● **WHAT YOU NEED TO DO**:
Decide whether each statement agrees with the excerpt on reading an esProc composite table and an ORC file, answering yes or no and quoting the excerpt's deciding words exactly. 1. The Java program reads the ORC file in batches of 50000 rows. 2. Reading the composite table by cursor traversal took longer than reading the ORC file. 3. The SPL loop fetches composite table data 10000 records at a time.
***** TEXT EXTRACT
4.1 esProc composite table
SPL script to read data:
A | B | |
1 | =now() | |
2 | =file("H:/tmp/data3/inbound.ctx").open() | |
3 | =A2.cursor() | |
4 | for A3, 10000 | >B1=B1+A4.len() |
5 | =A2.close() | |
6 | >output("total=" / B1) | |
7 | =interval@ms(A1,now()) |
Using cursor traversal to read composite table data, takes 11.053 seconds.
4.2 ORC
Using Java program to read:
import org.apache.hadoop.conf.Configuration;
import org.apache.hadoop.fs.Path;
import org.apache.hadoop.hive.ql.exec.vector.BytesColumnVector;
import org.apache.hadoop.hive.ql.exec.vector.DateColumnVector;
import org.apache.hadoop.hive.ql.exec.vector.LongColumnVector;
import org.apache.hadoop.hive.ql.exec.vector.VectorizedRowBatch;
import org.apache.orc.OrcFile;
import org.apache.orc.Reader;
import org.apache.orc.RecordReader;
import org.apache.orc.TypeDescription;
import java.time.LocalDate;
public class InboundReader {
public static void main(String[] args) throws Exception {
try {
long start = System.currentTimeMillis();
String sfile = "H:/tmp/data3/out_inbound.orc";
Reader reader = OrcFile.createReader(new Path(sfile), OrcFile.readerOptions(conf));
TypeDescription readSchema = reader.getSchema();
System.out.println("Row count: " + reader.getNumberOfRows());
VectorizedRowBatch batch = readSchema.createRowBatch(50000);
RecordReader rowIterator = reader.rows(reader.options().schema(readSchema));
LongColumnVector pid = (LongColumnVector) batch.cols[0];
BytesColumnVector store = (BytesColumnVector) batch.cols[1];
LongColumnVector product = (LongColumnVector) batch.cols[2];
DateColumnVector indate = (DateColumnVector) batch.cols[3];
LongColumnVector total = (LongColumnVector) batch.cols[4];
long sum = 0;
String[] cols = new String[]{"pid","store", "product","indate","num"};
Object[] items = new Object[cols.length];
while (rowIterator.nextBatch(batch)) {
for (int row = 0; row < batch.size; ++row) {
int productRow = product.isRepeating ? 0 : row;
int indateRow = indate.isRepeating ? 0 : row;
int totalRow = total.isRepeating ? 0 : row;
items[0] = pid.vector[row];
items[1] = store.toString(row);
items[2] = (product.noNulls || !product.isNull[productRow] ? product.vector[productRow] : 0);
items[3] = (indate.noNulls || !indate.isNull[indateRow] ? LocalDate.ofEpochDay(indate.vector[indateRow]).toString() : null);
items[4] = (total.noNulls || !total.isNull[totalRow] ? total.vector[totalRow] : 0);
}
sum+=batch.size;
}
rowIterator.close();
reader.close();
System.out.println("sum = "+ sum+"; Time = "+(System.currentTimeMillis() - start));
}catch(Exception e) {
System.out.println(e);
}
}
}
Traverse and read the ORC file, taking 19.595 seconds.
**********
***** RECORD EXCERPTS
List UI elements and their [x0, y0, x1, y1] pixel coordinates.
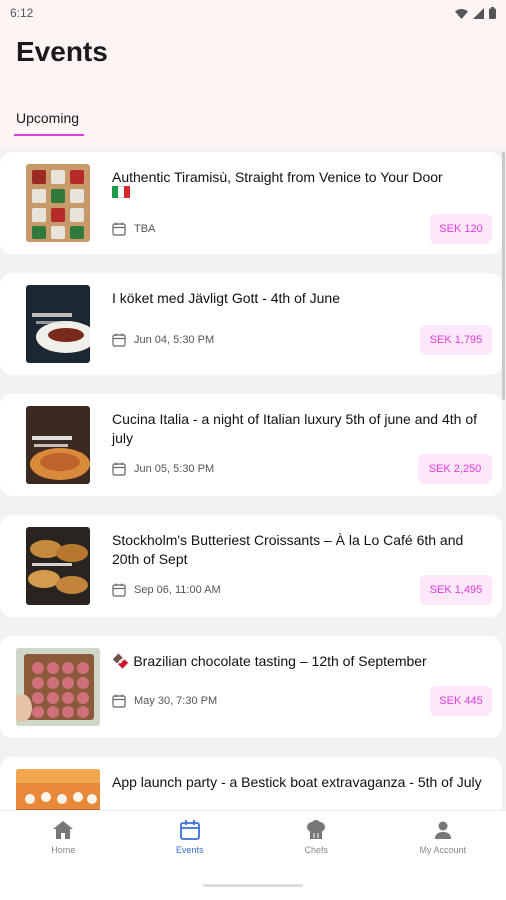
calendar-icon	[112, 694, 126, 708]
event-card[interactable]: 🍫 Brazilian chocolate tasting – 12th of …	[0, 636, 502, 738]
scrollbar[interactable]	[502, 152, 505, 400]
event-card[interactable]: App launch party - a Bestick boat extrav…	[0, 757, 502, 810]
event-thumbnail	[16, 648, 100, 726]
event-thumbnail	[16, 769, 100, 810]
event-date: May 30, 7:30 PM	[112, 694, 217, 708]
event-thumbnail	[26, 285, 90, 363]
status-icons	[455, 7, 496, 19]
price-badge: SEK 1,795	[420, 325, 492, 355]
nav-my-account[interactable]: My Account	[380, 811, 506, 870]
event-date-text: Jun 05, 5:30 PM	[134, 463, 215, 475]
event-card[interactable]: Authentic Tiramisù, Straight from Venice…	[0, 152, 502, 254]
event-title: App launch party - a Bestick boat extrav…	[112, 774, 482, 790]
nav-my-account-label: My Account	[419, 845, 467, 855]
nav-home-label: Home	[51, 845, 76, 855]
event-date: Sep 06, 11:00 AM	[112, 583, 221, 597]
price-badge: SEK 2,250	[418, 454, 492, 484]
calendar-icon	[179, 820, 200, 840]
signal-icon	[473, 7, 484, 19]
nav-events[interactable]: Events	[127, 811, 254, 870]
event-list[interactable]: Authentic Tiramisù, Straight from Venice…	[0, 150, 506, 810]
tab-indicator	[14, 134, 84, 136]
system-gesture-area	[0, 870, 506, 900]
gesture-handle[interactable]	[203, 884, 303, 887]
event-title: Authentic Tiramisù, Straight from Venice…	[112, 169, 443, 185]
italy-flag-icon	[112, 186, 130, 198]
event-date: TBA	[112, 222, 155, 236]
status-bar: 6:12	[0, 0, 506, 26]
event-title: I köket med Jävligt Gott - 4th of June	[112, 290, 340, 306]
status-time: 6:12	[10, 6, 34, 20]
calendar-icon	[112, 222, 126, 236]
wifi-icon	[455, 8, 468, 19]
event-date-text: TBA	[134, 223, 156, 235]
event-card[interactable]: I köket med Jävligt Gott - 4th of June J…	[0, 273, 502, 375]
nav-chefs[interactable]: Chefs	[253, 811, 380, 870]
home-icon	[53, 821, 74, 839]
event-date-text: Jun 04, 5:30 PM	[134, 334, 215, 346]
price-badge: SEK 445	[430, 686, 492, 716]
event-card[interactable]: Stockholm's Butteriest Croissants – À la…	[0, 515, 502, 617]
chef-hat-icon	[307, 820, 326, 839]
event-thumbnail	[26, 527, 90, 605]
event-date: Jun 05, 5:30 PM	[112, 462, 214, 476]
nav-events-label: Events	[175, 845, 204, 855]
header: Events Upcoming	[0, 26, 506, 146]
page-title: Events	[16, 36, 108, 67]
event-card[interactable]: Cucina Italia - a night of Italian luxur…	[0, 394, 502, 496]
nav-home[interactable]: Home	[0, 811, 127, 870]
price-badge: SEK 1,495	[420, 575, 492, 605]
nav-chefs-label: Chefs	[304, 845, 328, 855]
calendar-icon	[112, 333, 126, 347]
calendar-icon	[112, 583, 126, 597]
person-icon	[434, 821, 451, 839]
calendar-icon	[112, 462, 126, 476]
event-thumbnail	[26, 164, 90, 242]
bottom-nav: Home Events Chefs My Account	[0, 810, 506, 870]
event-title: Stockholm's Butteriest Croissants – À la…	[112, 532, 464, 567]
price-badge: SEK 120	[430, 214, 492, 244]
event-title: 🍫 Brazilian chocolate tasting – 12th of …	[112, 653, 427, 669]
event-date-text: Sep 06, 11:00 AM	[134, 584, 221, 596]
event-date: Jun 04, 5:30 PM	[112, 333, 214, 347]
event-title: Cucina Italia - a night of Italian luxur…	[112, 411, 478, 446]
tab-upcoming[interactable]: Upcoming	[16, 110, 79, 126]
event-date-text: May 30, 7:30 PM	[134, 695, 218, 707]
battery-icon	[489, 7, 496, 19]
event-thumbnail	[26, 406, 90, 484]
**********
● **TASK ANSWER**:
1. Yes: "readSchema.createRowBatch(50000)"
2. No: "takes 11.053 seconds" for the composite table, against "taking 19.595 seconds" for the ORC file
3. Yes: "for A3, 10000"